■ Short problem:
Only lines holding the string "ayant" are wanted; copy each one from the material.

■ Data for this exercise:

[Start]

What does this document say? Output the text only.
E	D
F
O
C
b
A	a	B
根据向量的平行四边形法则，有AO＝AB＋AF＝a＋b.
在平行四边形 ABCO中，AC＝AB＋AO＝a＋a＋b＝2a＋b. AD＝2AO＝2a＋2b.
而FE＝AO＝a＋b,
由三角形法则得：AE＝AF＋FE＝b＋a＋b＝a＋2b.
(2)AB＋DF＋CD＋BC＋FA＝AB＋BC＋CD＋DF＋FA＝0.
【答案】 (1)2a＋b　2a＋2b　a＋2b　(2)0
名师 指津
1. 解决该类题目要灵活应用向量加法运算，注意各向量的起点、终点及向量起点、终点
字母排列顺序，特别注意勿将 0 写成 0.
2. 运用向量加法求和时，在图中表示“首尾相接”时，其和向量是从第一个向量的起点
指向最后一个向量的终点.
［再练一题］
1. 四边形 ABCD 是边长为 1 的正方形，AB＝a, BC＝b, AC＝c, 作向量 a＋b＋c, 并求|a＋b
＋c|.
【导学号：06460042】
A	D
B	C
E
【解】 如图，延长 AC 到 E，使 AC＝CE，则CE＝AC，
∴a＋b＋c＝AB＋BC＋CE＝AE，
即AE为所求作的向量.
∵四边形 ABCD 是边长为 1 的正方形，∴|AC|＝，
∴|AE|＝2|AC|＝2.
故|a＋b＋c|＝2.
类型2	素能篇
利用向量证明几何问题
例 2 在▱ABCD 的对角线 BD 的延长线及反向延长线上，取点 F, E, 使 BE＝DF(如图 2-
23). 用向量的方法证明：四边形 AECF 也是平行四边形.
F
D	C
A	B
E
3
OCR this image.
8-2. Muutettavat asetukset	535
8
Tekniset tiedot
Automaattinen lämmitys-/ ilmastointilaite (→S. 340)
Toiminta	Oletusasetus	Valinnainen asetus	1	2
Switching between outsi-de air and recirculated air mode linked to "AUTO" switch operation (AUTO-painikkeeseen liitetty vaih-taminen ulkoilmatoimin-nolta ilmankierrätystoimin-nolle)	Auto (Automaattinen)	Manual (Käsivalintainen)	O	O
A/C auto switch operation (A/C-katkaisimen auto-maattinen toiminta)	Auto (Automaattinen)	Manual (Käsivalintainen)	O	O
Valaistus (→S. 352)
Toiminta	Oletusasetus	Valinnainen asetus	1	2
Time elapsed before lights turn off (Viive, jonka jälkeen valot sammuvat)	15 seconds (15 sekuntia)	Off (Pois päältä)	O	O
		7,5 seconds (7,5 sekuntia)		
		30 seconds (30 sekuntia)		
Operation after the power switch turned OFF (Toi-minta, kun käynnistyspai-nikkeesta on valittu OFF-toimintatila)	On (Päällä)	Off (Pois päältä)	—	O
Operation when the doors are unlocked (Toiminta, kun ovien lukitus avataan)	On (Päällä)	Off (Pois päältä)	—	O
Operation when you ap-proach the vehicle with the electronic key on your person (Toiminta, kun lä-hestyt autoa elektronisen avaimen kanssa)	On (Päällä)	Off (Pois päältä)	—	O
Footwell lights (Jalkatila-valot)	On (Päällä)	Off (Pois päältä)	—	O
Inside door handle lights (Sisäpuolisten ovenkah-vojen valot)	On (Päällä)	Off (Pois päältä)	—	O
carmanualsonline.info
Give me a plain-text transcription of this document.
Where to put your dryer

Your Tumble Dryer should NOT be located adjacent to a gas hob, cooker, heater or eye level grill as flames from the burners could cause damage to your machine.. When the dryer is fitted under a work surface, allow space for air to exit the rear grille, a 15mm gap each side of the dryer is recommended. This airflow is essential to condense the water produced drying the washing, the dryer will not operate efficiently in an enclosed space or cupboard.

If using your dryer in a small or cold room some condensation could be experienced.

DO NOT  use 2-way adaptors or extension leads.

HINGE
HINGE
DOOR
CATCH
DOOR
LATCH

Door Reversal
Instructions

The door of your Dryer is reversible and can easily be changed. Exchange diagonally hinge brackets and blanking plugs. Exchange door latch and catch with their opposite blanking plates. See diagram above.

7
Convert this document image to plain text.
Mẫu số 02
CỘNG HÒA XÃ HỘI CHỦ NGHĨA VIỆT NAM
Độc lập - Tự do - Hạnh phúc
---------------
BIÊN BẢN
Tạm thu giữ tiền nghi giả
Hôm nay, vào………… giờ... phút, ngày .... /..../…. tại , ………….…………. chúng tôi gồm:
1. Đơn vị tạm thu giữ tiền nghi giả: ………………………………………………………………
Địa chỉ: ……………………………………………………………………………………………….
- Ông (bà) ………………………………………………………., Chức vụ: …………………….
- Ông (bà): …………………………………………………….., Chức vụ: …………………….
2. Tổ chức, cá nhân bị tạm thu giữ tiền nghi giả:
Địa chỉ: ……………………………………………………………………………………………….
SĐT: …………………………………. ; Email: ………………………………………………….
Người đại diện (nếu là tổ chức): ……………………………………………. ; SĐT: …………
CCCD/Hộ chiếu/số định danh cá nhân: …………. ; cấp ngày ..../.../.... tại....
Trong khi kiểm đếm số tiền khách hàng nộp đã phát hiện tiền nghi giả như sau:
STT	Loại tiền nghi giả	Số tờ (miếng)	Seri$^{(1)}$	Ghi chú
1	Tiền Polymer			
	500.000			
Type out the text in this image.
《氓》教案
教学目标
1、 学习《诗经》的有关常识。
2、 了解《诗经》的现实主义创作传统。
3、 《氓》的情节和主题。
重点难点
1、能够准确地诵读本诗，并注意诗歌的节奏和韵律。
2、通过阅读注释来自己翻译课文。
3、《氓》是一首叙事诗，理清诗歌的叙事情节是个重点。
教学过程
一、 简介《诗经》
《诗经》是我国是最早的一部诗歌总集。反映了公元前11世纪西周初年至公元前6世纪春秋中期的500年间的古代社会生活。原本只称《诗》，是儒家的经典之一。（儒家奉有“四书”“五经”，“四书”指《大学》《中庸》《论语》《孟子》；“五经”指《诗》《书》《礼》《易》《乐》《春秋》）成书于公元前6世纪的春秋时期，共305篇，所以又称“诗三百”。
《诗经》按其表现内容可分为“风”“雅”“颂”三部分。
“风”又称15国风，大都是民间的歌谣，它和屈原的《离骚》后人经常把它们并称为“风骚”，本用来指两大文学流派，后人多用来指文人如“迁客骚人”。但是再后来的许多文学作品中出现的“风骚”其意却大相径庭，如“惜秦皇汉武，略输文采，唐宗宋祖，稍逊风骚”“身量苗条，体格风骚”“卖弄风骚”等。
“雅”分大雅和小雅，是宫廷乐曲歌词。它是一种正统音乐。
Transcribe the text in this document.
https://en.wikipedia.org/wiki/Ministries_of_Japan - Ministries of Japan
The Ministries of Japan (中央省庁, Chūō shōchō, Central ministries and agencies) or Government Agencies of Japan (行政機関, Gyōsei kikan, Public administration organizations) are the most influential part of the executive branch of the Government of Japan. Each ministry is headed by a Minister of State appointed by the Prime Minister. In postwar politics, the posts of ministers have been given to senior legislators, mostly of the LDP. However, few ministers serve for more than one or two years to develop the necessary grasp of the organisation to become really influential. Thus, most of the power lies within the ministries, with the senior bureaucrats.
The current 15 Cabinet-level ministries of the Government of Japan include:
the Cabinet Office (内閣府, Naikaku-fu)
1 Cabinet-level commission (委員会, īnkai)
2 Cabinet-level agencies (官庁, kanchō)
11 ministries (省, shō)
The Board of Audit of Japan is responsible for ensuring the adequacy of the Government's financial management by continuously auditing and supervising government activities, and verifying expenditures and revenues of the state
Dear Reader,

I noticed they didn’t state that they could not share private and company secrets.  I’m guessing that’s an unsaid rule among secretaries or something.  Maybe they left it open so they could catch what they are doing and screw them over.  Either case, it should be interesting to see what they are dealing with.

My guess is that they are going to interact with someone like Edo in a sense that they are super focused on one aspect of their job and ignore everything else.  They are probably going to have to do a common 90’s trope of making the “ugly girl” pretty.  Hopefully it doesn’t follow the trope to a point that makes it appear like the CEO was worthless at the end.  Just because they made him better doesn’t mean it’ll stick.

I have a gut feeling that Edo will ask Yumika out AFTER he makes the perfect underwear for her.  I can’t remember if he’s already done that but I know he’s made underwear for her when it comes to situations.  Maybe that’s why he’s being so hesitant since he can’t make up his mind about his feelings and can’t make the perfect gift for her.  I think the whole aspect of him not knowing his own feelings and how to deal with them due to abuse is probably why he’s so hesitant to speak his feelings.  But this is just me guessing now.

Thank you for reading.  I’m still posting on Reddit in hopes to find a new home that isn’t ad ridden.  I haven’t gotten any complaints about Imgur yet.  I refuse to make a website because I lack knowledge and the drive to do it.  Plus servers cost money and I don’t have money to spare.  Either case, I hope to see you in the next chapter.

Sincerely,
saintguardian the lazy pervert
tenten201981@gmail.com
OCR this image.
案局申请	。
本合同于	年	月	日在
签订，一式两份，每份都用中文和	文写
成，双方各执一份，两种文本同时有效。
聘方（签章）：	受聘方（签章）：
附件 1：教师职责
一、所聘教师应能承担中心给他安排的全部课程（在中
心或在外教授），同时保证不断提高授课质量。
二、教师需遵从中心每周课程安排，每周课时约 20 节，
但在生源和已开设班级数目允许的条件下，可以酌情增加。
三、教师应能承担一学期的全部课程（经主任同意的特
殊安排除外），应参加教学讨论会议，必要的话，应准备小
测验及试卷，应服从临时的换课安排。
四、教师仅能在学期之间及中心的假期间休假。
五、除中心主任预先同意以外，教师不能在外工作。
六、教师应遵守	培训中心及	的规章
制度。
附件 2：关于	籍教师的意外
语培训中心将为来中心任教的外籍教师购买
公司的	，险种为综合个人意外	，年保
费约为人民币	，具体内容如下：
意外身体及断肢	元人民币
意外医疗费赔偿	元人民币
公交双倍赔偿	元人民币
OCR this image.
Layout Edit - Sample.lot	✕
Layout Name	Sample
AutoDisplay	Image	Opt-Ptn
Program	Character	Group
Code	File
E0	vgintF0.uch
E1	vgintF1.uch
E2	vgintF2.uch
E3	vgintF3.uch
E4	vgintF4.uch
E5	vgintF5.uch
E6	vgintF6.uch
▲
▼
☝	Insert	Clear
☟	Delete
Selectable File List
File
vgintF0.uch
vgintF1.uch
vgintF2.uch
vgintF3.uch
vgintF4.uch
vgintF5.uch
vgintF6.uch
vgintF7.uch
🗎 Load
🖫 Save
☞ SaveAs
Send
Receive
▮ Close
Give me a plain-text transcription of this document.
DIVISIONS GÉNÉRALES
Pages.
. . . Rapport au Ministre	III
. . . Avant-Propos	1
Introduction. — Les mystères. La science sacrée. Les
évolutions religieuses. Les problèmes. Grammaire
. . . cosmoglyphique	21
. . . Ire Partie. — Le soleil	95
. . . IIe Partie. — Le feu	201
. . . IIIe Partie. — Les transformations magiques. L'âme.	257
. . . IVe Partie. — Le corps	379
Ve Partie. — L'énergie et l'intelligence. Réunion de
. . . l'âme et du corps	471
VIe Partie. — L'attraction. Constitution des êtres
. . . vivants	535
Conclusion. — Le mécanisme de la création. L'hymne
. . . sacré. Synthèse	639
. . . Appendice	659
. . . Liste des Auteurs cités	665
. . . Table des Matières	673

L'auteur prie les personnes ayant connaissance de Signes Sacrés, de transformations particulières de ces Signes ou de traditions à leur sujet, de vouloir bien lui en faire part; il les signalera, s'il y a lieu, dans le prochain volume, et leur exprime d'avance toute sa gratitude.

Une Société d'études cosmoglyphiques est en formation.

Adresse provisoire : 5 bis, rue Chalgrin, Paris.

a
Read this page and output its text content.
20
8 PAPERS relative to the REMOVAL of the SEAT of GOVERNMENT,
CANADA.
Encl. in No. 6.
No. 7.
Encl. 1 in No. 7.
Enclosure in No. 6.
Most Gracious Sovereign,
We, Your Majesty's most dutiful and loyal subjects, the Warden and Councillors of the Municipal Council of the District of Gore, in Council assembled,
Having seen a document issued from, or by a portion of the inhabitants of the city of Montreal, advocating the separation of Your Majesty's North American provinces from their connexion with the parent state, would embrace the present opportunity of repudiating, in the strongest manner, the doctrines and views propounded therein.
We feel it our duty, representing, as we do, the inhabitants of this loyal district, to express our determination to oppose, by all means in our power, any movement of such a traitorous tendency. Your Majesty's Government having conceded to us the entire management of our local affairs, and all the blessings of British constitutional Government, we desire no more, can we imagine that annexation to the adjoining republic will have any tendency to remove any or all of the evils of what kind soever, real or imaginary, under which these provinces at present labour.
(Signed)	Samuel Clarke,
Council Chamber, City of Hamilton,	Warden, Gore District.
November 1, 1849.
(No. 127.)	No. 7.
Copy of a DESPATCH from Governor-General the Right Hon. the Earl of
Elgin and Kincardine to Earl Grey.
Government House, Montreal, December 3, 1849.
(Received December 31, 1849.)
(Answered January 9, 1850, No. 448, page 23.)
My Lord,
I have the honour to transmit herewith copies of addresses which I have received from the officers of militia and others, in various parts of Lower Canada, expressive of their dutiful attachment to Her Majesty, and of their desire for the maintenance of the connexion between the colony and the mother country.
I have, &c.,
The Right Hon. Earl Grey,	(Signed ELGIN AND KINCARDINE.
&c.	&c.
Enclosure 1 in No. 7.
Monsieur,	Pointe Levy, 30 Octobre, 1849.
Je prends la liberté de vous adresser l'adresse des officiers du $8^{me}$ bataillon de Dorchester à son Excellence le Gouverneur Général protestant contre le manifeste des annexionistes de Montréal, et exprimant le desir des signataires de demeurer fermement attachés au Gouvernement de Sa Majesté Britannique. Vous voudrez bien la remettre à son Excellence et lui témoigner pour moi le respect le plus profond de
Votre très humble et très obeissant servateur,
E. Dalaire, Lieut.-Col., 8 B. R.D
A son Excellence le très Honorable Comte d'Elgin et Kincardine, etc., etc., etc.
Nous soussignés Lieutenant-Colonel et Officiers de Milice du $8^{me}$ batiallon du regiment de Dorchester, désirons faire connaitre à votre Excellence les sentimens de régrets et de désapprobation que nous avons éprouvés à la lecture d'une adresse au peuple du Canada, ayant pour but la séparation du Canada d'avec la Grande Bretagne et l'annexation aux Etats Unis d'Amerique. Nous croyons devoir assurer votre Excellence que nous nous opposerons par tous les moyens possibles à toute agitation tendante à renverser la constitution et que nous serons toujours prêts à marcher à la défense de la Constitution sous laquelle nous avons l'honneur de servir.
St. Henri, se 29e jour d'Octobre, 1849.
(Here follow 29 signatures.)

[End]

■ Solution to this exercise:
L'auteur prie les personnes ayant connaissance de Signes Sacrés, de transformations particulières de ces Signes ou de traditions à leur sujet, de vouloir bien lui en faire part; il les signalera, s'il y a lieu, dans le prochain volume, et leur exprime d'avance toute sa gratitude.
Nous soussignés Lieutenant-Colonel et Officiers de Milice du $8^{me}$ batiallon du regiment de Dorchester, désirons faire connaitre à votre Excellence les sentimens de régrets et de désapprobation que nous avons éprouvés à la lecture d'une adresse au peuple du Canada, ayant pour but la séparation du Canada d'avec la Grande Bretagne et l'annexation aux Etats Unis d'Amerique. Nous croyons devoir assurer votre Excellence que nous nous opposerons par tous les moyens possibles à toute agitation tendante à renverser la constitution et que nous serons toujours prêts à marcher à la défense de la Constitution sous laquelle nous avons l'honneur de servir.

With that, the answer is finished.